Reproduce every line in the listing that contains the word "реестр".

>>

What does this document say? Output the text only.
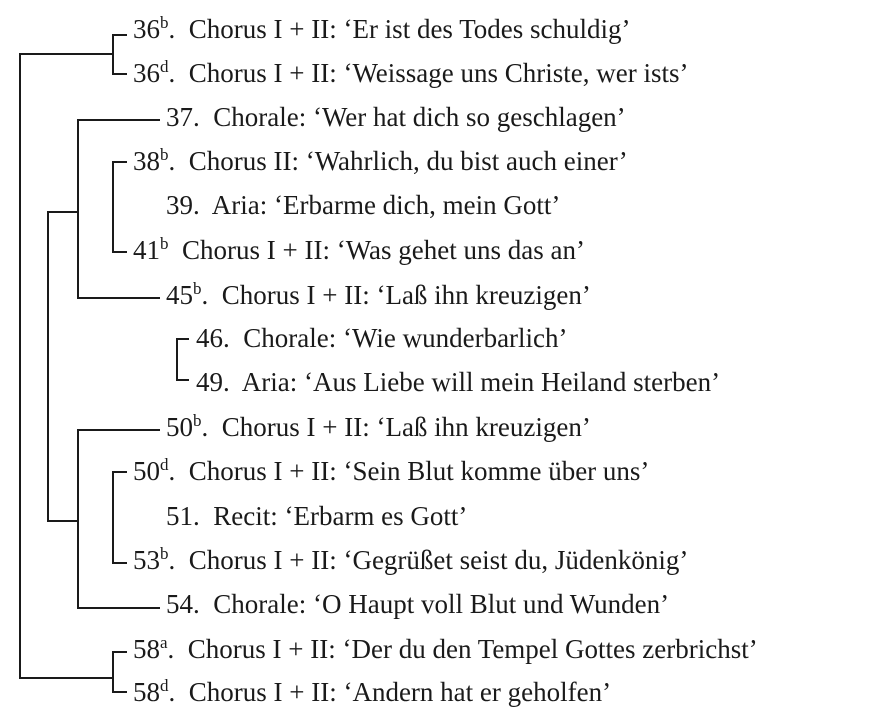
36$^b$. Chorus I + II: ‘Er ist des Todes schuldig’
36$^d$. Chorus I + II: ‘Weissage uns Christe, wer ists’
37. Chorale: ‘Wer hat dich so geschlagen’
38$^b$. Chorus II: ‘Wahrlich, du bist auch einer’
39. Aria: ‘Erbarme dich, mein Gott’
41$^b$ Chorus I + II: ‘Was gehet uns das an’
45$^b$. Chorus I + II: ‘Laß ihn kreuzigen’
46. Chorale: ‘Wie wunderbarlich’
49. Aria: ‘Aus Liebe will mein Heiland sterben’
50$^b$. Chorus I + II: ‘Laß ihn kreuzigen’
50$^d$. Chorus I + II: ‘Sein Blut komme über uns’
51. Recit: ‘Erbarm es Gott’
53$^b$. Chorus I + II: ‘Gegrüßet seist du, Jüdenkönig’
54. Chorale: ‘O Haupt voll Blut und Wunden’
58$^a$. Chorus I + II: ‘Der du den Tempel Gottes zerbrichst’
58$^d$. Chorus I + II: ‘Andern hat er geholfen’
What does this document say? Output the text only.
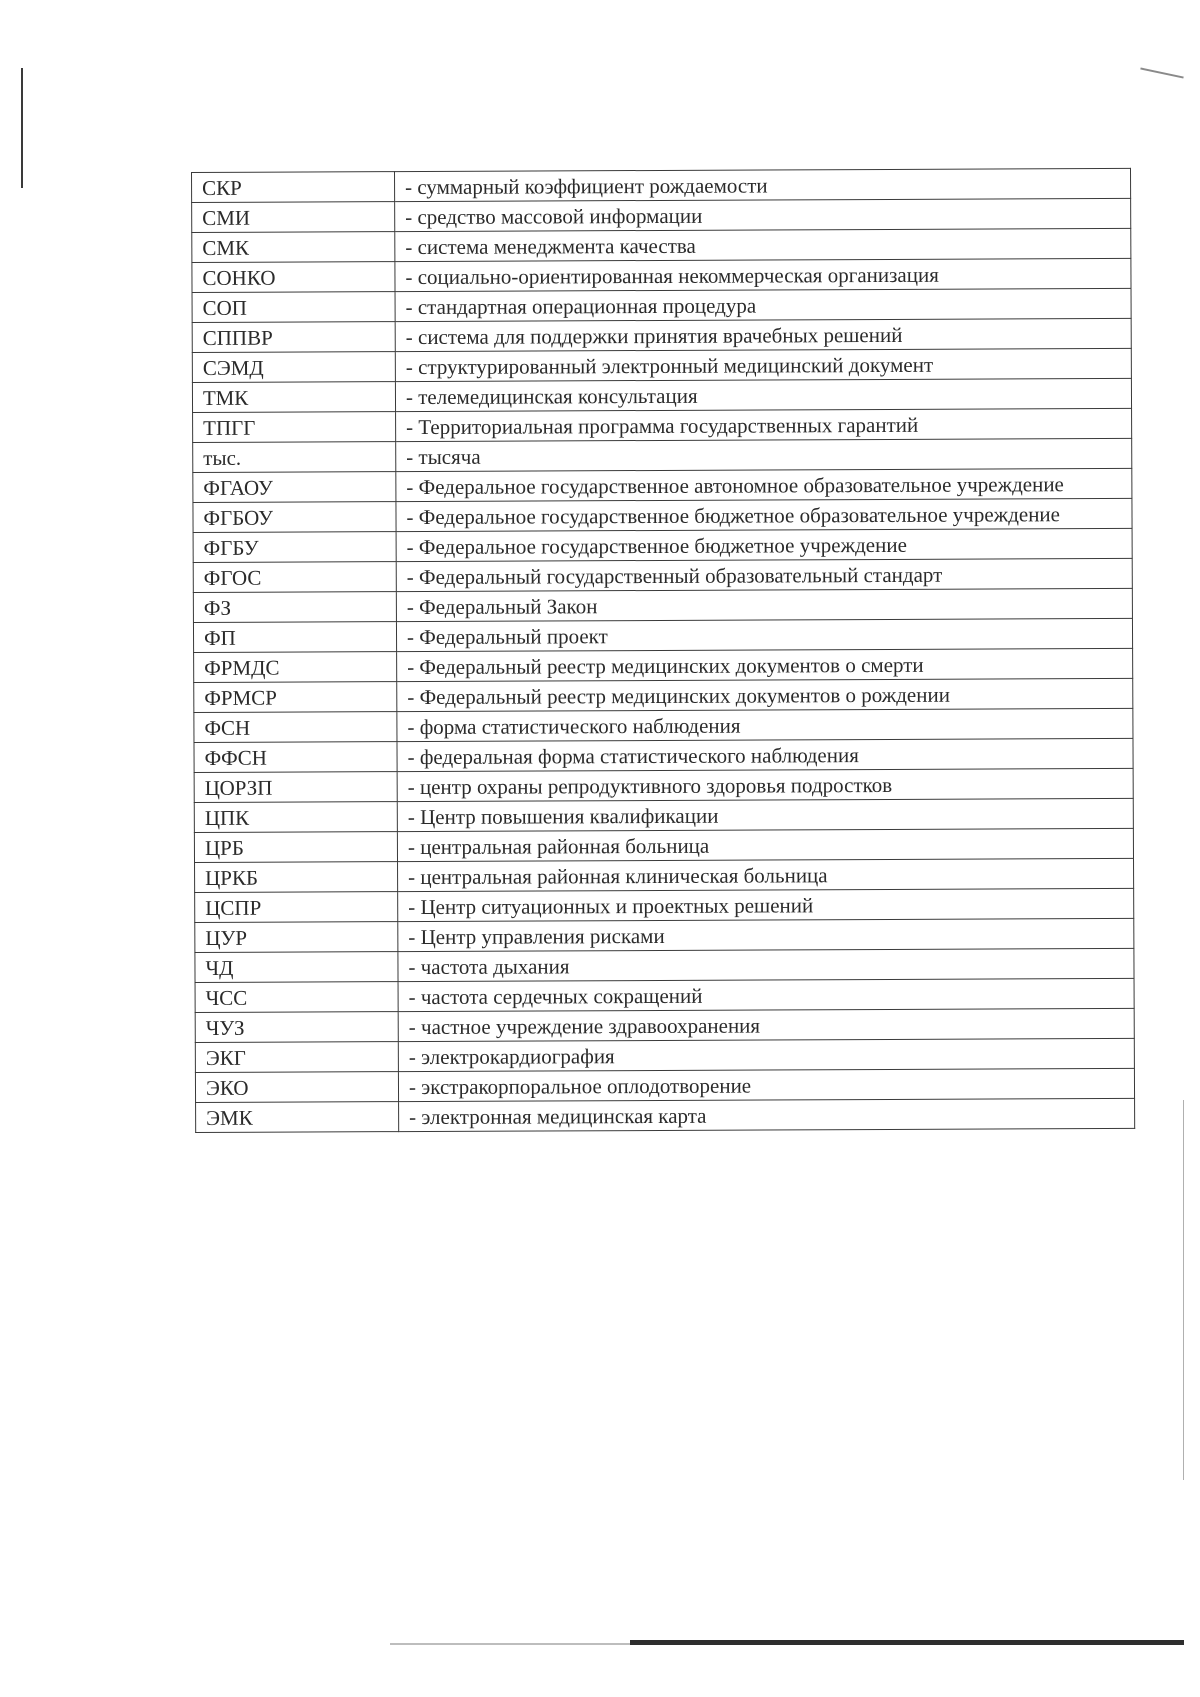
СКР	- суммарный коэффициент рождаемости
СМИ	- средство массовой информации
СМК	- система менеджмента качества
СОНКО	- социально-ориентированная некоммерческая организация
СОП	- стандартная операционная процедура
СППВР	- система для поддержки принятия врачебных решений
СЭМД	- структурированный электронный медицинский документ
ТМК	- телемедицинская консультация
ТПГГ	- Территориальная программа государственных гарантий
тыс.	- тысяча
ФГАОУ	- Федеральное государственное автономное образовательное учреждение
ФГБОУ	- Федеральное государственное бюджетное образовательное учреждение
ФГБУ	- Федеральное государственное бюджетное учреждение
ФГОС	- Федеральный государственный образовательный стандарт
ФЗ	- Федеральный Закон
ФП	- Федеральный проект
ФРМДС	- Федеральный реестр медицинских документов о смерти
ФРМСР	- Федеральный реестр медицинских документов о рождении
ФСН	- форма статистического наблюдения
ФФСН	- федеральная форма статистического наблюдения
ЦОРЗП	- центр охраны репродуктивного здоровья подростков
ЦПК	- Центр повышения квалификации
ЦРБ	- центральная районная больница
ЦРКБ	- центральная районная клиническая больница
ЦСПР	- Центр ситуационных и проектных решений
ЦУР	- Центр управления рисками
ЧД	- частота дыхания
ЧСС	- частота сердечных сокращений
ЧУЗ	- частное учреждение здравоохранения
ЭКГ	- электрокардиография
ЭКО	- экстракорпоральное оплодотворение
ЭМК	- электронная медицинская карта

<<

*Exercise answer:*
ФРМДС	- Федеральный реестр медицинских документов о смерти
ФРМСР	- Федеральный реестр медицинских документов о рождении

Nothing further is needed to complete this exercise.